Quesiti da svolgere:
1. Elenchi le caratteristiche che, nel racconto della serata in osteria, rendono piacevole entrare nel locale.
2. Risponda alle seguenti domande sul racconto della serata in osteria:
(a) Dove si è tenuto il concerto?
(b) A chi racconta la giovane padrona?
(c) Di quale osteria si tratta?
3. Prosegua il racconto della serata in osteria a partire dall'ultima frase riportata.

Testo della pagina:
========================================

Dopo un concerto di
musica sacra barocca a San Marcellino e Festo, andiamo a mangiare in una osteria poco distante, dove non eravamo
mai stati. È la prima sera di freddo che prelude all’inverno ed è piacevole
entrare in un luogo tiepido ma senza sgradevoli odori di cucina, accolti con gentilezza e dove i tavolini
sono rallegrati da colorati piatti di ceramica. Mangiamo genuino e rapidamente, con il
sottofondo della giovane padrona che racconta, ad una tavolata di amici, come
proprio il tavolo cui siamo seduti noi è quello
di Gassman. Già, scopriamo, l’osteria
è quella della Letizia dei Bastardi di Pizzofalcone.

========================================

Contenuto del dataset:
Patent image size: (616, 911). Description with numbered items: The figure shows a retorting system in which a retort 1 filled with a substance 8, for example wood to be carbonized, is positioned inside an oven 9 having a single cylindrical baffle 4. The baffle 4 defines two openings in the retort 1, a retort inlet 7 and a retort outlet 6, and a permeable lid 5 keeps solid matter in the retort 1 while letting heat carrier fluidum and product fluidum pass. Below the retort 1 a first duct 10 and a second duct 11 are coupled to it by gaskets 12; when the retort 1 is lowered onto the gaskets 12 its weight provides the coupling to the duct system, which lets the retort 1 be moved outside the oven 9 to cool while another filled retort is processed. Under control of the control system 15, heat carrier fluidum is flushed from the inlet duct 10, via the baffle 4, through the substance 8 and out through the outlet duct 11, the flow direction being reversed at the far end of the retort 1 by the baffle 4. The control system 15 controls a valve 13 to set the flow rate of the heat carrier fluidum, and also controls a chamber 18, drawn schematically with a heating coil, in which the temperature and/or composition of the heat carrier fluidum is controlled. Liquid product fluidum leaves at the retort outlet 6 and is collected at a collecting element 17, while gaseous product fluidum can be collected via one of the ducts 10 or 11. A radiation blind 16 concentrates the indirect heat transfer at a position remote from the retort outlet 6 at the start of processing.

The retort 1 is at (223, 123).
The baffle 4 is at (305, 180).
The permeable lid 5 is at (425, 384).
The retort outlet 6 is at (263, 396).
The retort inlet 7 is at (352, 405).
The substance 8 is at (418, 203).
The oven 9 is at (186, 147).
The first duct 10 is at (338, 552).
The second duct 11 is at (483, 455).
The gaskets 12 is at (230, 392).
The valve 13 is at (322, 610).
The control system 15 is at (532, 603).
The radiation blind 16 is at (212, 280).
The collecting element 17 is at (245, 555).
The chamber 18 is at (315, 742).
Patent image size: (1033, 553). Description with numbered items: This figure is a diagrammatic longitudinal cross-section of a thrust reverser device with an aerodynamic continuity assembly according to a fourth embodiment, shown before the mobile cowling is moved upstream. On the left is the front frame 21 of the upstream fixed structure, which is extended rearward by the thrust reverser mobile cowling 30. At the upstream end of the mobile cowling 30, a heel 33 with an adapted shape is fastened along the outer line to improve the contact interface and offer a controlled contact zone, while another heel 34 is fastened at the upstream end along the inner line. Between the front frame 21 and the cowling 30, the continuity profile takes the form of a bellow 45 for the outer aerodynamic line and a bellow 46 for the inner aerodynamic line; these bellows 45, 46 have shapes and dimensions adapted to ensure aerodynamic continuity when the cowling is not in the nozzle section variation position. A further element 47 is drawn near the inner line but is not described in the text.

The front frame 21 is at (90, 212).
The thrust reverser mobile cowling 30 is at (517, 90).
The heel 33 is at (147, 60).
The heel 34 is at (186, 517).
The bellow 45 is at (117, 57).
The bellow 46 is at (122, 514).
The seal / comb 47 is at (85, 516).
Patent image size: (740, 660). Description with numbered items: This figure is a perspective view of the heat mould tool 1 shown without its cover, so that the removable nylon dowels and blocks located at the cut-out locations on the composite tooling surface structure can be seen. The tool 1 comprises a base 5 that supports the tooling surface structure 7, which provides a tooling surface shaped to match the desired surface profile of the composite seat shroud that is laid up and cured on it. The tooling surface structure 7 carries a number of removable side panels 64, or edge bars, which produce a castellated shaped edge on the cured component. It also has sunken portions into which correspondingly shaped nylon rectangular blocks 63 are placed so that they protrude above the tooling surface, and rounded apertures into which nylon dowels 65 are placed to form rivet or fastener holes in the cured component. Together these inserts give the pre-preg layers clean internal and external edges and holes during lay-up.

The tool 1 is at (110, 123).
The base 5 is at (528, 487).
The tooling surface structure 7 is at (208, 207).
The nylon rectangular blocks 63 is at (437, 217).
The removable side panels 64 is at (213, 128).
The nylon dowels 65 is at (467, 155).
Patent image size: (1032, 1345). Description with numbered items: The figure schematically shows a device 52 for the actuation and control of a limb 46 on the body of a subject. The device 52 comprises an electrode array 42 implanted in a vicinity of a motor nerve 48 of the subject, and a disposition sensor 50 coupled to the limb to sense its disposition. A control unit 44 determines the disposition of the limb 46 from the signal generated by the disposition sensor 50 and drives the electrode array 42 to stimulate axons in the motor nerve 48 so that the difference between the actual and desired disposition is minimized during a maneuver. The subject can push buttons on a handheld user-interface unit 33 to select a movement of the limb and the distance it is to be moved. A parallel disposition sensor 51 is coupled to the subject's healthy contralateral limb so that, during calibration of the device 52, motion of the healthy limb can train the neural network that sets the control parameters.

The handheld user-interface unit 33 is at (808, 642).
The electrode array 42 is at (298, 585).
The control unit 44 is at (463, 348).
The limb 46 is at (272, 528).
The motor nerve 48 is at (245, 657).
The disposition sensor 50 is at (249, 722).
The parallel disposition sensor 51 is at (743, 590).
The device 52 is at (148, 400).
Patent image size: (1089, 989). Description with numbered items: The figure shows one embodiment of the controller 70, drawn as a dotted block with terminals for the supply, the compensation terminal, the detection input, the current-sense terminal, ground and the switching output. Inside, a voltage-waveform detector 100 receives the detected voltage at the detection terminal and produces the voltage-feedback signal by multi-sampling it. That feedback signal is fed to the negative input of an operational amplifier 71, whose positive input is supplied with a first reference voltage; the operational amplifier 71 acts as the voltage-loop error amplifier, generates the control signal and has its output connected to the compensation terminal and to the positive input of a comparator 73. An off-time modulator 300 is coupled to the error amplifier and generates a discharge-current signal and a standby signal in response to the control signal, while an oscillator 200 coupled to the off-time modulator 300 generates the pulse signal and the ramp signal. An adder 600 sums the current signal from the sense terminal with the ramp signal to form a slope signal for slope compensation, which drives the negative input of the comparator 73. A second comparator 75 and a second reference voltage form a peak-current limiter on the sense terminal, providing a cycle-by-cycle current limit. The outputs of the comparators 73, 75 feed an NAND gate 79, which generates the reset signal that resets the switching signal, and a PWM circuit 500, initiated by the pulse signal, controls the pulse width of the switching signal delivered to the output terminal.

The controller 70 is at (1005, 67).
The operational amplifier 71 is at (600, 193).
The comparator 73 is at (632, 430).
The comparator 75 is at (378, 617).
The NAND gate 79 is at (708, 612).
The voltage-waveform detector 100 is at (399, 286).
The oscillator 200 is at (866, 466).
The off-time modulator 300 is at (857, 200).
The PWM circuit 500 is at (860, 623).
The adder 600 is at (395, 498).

========================================

Risposte ai quesiti:
1.
- È un luogo tiepido.
- Non ha sgradevoli odori di cucina.
- Si è accolti con gentilezza.
- I tavolini sono rallegrati da colorati piatti di ceramica.

2.
(a) A San Marcellino e Festo.
(b) A una tavolata di amici.
(c) Dell'osteria della Letizia dei Bastardi di Pizzofalcone.

3.
La signora, le mani che
si muovono veloci, i capelli neri che le scendono all’altezza delle spalle,
nella voce l’orgoglio allegro che in
tutte le sei puntate c’è il locale, vedete
Letizia esce da lì, pure mia figlia c’è, narra come e perché la sua osteria è stata scelta per le riprese,
come e quando sono avvenute. Si sofferma sui particolari, a partire di come l’attrice
che interpreta Letizia è stata qui un
mese a vedere come proponiamo i piatti, a imparare come si seduce un uomo
proponendogli uno scarpariello. Qualcuno prova a stuzzicarla sul seguito della fiction: chi è morto nello scoppio dell'ultima puntata, lei svicola e parla della fatica e il divertimento
di fare televisione. Uno spettacolo lei stessa: molto gradevole.
Non ci resta, tornando a
casa, che andare a rivedere qualche stralcio dei Bastardi per verificare se,
adesso, siamo in grado di riconoscere il nostro
tavolo. Sì, è proprio quello.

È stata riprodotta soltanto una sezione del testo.